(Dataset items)
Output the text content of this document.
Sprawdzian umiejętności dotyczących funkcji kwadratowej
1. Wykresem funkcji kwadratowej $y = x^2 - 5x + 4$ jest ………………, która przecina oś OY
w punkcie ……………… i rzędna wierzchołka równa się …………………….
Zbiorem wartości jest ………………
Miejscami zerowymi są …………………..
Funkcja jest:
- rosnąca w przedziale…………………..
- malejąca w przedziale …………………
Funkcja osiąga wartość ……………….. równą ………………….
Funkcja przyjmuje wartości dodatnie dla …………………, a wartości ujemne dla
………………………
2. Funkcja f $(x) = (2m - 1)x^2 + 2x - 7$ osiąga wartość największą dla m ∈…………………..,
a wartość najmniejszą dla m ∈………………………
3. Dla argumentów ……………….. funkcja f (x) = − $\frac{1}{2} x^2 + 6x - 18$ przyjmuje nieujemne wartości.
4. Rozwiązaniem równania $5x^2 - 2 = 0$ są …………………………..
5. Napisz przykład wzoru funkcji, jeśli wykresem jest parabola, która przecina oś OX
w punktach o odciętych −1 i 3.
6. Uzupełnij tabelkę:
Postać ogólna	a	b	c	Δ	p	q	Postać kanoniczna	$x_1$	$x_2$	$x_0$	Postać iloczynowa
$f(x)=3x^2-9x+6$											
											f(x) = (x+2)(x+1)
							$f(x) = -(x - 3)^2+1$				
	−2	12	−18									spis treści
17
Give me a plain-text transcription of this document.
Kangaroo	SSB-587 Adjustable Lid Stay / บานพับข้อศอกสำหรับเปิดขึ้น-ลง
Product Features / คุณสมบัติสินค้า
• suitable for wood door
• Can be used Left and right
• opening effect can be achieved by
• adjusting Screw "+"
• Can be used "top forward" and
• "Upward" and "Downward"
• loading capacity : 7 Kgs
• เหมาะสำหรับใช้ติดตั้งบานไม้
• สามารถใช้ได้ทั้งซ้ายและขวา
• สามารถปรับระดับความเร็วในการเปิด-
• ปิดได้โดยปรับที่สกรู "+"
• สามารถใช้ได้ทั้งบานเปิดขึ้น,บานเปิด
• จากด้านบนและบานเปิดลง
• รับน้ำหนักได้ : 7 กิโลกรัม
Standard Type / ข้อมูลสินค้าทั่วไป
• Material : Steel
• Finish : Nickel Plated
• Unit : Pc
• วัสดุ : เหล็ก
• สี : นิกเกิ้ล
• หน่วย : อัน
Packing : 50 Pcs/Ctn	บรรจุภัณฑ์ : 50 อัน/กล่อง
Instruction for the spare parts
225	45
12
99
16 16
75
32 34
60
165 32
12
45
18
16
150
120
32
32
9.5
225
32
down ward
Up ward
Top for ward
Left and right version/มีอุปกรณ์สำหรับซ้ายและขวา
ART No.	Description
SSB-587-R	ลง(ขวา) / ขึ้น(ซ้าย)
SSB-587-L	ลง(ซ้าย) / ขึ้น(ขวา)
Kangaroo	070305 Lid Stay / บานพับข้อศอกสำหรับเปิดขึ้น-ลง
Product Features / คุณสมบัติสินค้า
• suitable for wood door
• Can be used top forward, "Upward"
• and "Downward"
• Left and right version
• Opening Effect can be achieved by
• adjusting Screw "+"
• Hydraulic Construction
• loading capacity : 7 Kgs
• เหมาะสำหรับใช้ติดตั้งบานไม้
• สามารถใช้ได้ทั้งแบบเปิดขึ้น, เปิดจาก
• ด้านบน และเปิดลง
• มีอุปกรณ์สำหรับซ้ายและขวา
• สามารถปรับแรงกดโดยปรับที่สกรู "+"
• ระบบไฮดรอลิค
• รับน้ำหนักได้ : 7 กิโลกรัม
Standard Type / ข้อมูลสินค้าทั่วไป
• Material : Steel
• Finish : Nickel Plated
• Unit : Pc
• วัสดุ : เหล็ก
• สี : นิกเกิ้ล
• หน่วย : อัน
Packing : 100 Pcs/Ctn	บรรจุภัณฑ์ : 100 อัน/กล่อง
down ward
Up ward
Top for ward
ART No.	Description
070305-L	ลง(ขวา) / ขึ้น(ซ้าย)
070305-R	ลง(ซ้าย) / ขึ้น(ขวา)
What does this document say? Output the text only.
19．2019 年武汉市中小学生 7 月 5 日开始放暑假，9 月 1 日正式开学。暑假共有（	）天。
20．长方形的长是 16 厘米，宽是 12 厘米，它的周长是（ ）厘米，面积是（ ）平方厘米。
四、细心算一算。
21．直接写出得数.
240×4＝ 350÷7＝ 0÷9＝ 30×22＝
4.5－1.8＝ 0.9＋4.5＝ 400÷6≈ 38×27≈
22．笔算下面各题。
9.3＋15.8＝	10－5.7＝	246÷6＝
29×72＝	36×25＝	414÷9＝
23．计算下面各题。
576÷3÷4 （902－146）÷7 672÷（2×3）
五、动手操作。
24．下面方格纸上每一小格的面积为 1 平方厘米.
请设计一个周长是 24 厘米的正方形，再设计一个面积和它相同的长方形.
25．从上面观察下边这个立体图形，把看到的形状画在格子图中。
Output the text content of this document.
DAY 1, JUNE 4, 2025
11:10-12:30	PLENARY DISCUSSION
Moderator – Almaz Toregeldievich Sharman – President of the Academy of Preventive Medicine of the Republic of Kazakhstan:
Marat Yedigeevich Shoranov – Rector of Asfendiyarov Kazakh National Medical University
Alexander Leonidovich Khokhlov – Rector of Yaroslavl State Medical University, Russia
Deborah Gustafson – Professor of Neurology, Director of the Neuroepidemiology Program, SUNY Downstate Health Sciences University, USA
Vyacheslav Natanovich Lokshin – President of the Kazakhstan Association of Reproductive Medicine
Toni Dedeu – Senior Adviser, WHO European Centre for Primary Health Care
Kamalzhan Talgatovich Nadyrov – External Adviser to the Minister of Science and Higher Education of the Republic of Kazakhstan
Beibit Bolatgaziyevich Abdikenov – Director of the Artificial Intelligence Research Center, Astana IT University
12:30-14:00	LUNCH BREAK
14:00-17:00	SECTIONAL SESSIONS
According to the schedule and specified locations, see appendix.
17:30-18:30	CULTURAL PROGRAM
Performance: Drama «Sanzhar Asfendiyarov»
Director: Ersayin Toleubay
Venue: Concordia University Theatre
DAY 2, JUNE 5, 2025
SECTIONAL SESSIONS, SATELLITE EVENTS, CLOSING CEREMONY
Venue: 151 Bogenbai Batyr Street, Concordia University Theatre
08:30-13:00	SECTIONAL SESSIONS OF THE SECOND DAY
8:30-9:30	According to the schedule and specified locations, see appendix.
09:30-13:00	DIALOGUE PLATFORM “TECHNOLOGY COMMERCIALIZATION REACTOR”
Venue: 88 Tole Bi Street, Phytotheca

__Direction__. From the records above, extract each line exactly as shown.

__Response for this exercise__.
Output the text content of this document.
Sprawdzian umiejętności dotyczących funkcji kwadratowej
1. Wykresem funkcji kwadratowej $y = x^2 - 5x + 4$ jest ………………, która przecina oś OY
w punkcie ……………… i rzędna wierzchołka równa się …………………….
Zbiorem wartości jest ………………
Miejscami zerowymi są …………………..
Funkcja jest:
- rosnąca w przedziale…………………..
- malejąca w przedziale …………………
Funkcja osiąga wartość ……………….. równą ………………….
Funkcja przyjmuje wartości dodatnie dla …………………, a wartości ujemne dla
………………………
2. Funkcja f $(x) = (2m - 1)x^2 + 2x - 7$ osiąga wartość największą dla m ∈…………………..,
a wartość najmniejszą dla m ∈………………………
3. Dla argumentów ……………….. funkcja f (x) = − $\frac{1}{2} x^2 + 6x - 18$ przyjmuje nieujemne wartości.
4. Rozwiązaniem równania $5x^2 - 2 = 0$ są …………………………..
5. Napisz przykład wzoru funkcji, jeśli wykresem jest parabola, która przecina oś OX
w punktach o odciętych −1 i 3.
6. Uzupełnij tabelkę:
Postać ogólna	a	b	c	Δ	p	q	Postać kanoniczna	$x_1$	$x_2$	$x_0$	Postać iloczynowa
$f(x)=3x^2-9x+6$											
											f(x) = (x+2)(x+1)
							$f(x) = -(x - 3)^2+1$				
	−2	12	−18									spis treści
17
Give me a plain-text transcription of this document.
Kangaroo	SSB-587 Adjustable Lid Stay / บานพับข้อศอกสำหรับเปิดขึ้น-ลง
Product Features / คุณสมบัติสินค้า
• suitable for wood door
• Can be used Left and right
• opening effect can be achieved by
• adjusting Screw "+"
• Can be used "top forward" and
• "Upward" and "Downward"
• loading capacity : 7 Kgs
• เหมาะสำหรับใช้ติดตั้งบานไม้
• สามารถใช้ได้ทั้งซ้ายและขวา
• สามารถปรับระดับความเร็วในการเปิด-
• ปิดได้โดยปรับที่สกรู "+"
• สามารถใช้ได้ทั้งบานเปิดขึ้น,บานเปิด
• จากด้านบนและบานเปิดลง
• รับน้ำหนักได้ : 7 กิโลกรัม
Standard Type / ข้อมูลสินค้าทั่วไป
• Material : Steel
• Finish : Nickel Plated
• Unit : Pc
• วัสดุ : เหล็ก
• สี : นิกเกิ้ล
• หน่วย : อัน
Packing : 50 Pcs/Ctn	บรรจุภัณฑ์ : 50 อัน/กล่อง
Instruction for the spare parts
225	45
12
99
16 16
75
32 34
60
165 32
12
45
18
16
150
120
32
32
9.5
225
32
down ward
Up ward
Top for ward
Left and right version/มีอุปกรณ์สำหรับซ้ายและขวา
ART No.	Description
SSB-587-R	ลง(ขวา) / ขึ้น(ซ้าย)
SSB-587-L	ลง(ซ้าย) / ขึ้น(ขวา)
Kangaroo	070305 Lid Stay / บานพับข้อศอกสำหรับเปิดขึ้น-ลง
Product Features / คุณสมบัติสินค้า
• suitable for wood door
• Can be used top forward, "Upward"
• and "Downward"
• Left and right version
• Opening Effect can be achieved by
• adjusting Screw "+"
• Hydraulic Construction
• loading capacity : 7 Kgs
• เหมาะสำหรับใช้ติดตั้งบานไม้
• สามารถใช้ได้ทั้งแบบเปิดขึ้น, เปิดจาก
• ด้านบน และเปิดลง
• มีอุปกรณ์สำหรับซ้ายและขวา
• สามารถปรับแรงกดโดยปรับที่สกรู "+"
• ระบบไฮดรอลิค
• รับน้ำหนักได้ : 7 กิโลกรัม
Standard Type / ข้อมูลสินค้าทั่วไป
• Material : Steel
• Finish : Nickel Plated
• Unit : Pc
• วัสดุ : เหล็ก
• สี : นิกเกิ้ล
• หน่วย : อัน
Packing : 100 Pcs/Ctn	บรรจุภัณฑ์ : 100 อัน/กล่อง
down ward
Up ward
Top for ward
ART No.	Description
070305-L	ลง(ขวา) / ขึ้น(ซ้าย)
070305-R	ลง(ซ้าย) / ขึ้น(ขวา)
What does this document say? Output the text only.
19．2019 年武汉市中小学生 7 月 5 日开始放暑假，9 月 1 日正式开学。暑假共有（	）天。
20．长方形的长是 16 厘米，宽是 12 厘米，它的周长是（ ）厘米，面积是（ ）平方厘米。
四、细心算一算。
21．直接写出得数.
240×4＝ 350÷7＝ 0÷9＝ 30×22＝
4.5－1.8＝ 0.9＋4.5＝ 400÷6≈ 38×27≈
22．笔算下面各题。
9.3＋15.8＝	10－5.7＝	246÷6＝
29×72＝	36×25＝	414÷9＝
23．计算下面各题。
576÷3÷4 （902－146）÷7 672÷（2×3）
五、动手操作。
24．下面方格纸上每一小格的面积为 1 平方厘米.
请设计一个周长是 24 厘米的正方形，再设计一个面积和它相同的长方形.
25．从上面观察下边这个立体图形，把看到的形状画在格子图中。
Output the text content of this document.
DAY 1, JUNE 4, 2025
11:10-12:30	PLENARY DISCUSSION
Moderator – Almaz Toregeldievich Sharman – President of the Academy of Preventive Medicine of the Republic of Kazakhstan:
Marat Yedigeevich Shoranov – Rector of Asfendiyarov Kazakh National Medical University
Alexander Leonidovich Khokhlov – Rector of Yaroslavl State Medical University, Russia
Deborah Gustafson – Professor of Neurology, Director of the Neuroepidemiology Program, SUNY Downstate Health Sciences University, USA
Vyacheslav Natanovich Lokshin – President of the Kazakhstan Association of Reproductive Medicine
Toni Dedeu – Senior Adviser, WHO European Centre for Primary Health Care
Kamalzhan Talgatovich Nadyrov – External Adviser to the Minister of Science and Higher Education of the Republic of Kazakhstan
Beibit Bolatgaziyevich Abdikenov – Director of the Artificial Intelligence Research Center, Astana IT University
12:30-14:00	LUNCH BREAK
14:00-17:00	SECTIONAL SESSIONS
According to the schedule and specified locations, see appendix.
17:30-18:30	CULTURAL PROGRAM
Performance: Drama «Sanzhar Asfendiyarov»
Director: Ersayin Toleubay
Venue: Concordia University Theatre
DAY 2, JUNE 5, 2025
SECTIONAL SESSIONS, SATELLITE EVENTS, CLOSING CEREMONY
Venue: 151 Bogenbai Batyr Street, Concordia University Theatre
08:30-13:00	SECTIONAL SESSIONS OF THE SECOND DAY
8:30-9:30	According to the schedule and specified locations, see appendix.
09:30-13:00	DIALOGUE PLATFORM “TECHNOLOGY COMMERCIALIZATION REACTOR”
Venue: 88 Tole Bi Street, Phytotheca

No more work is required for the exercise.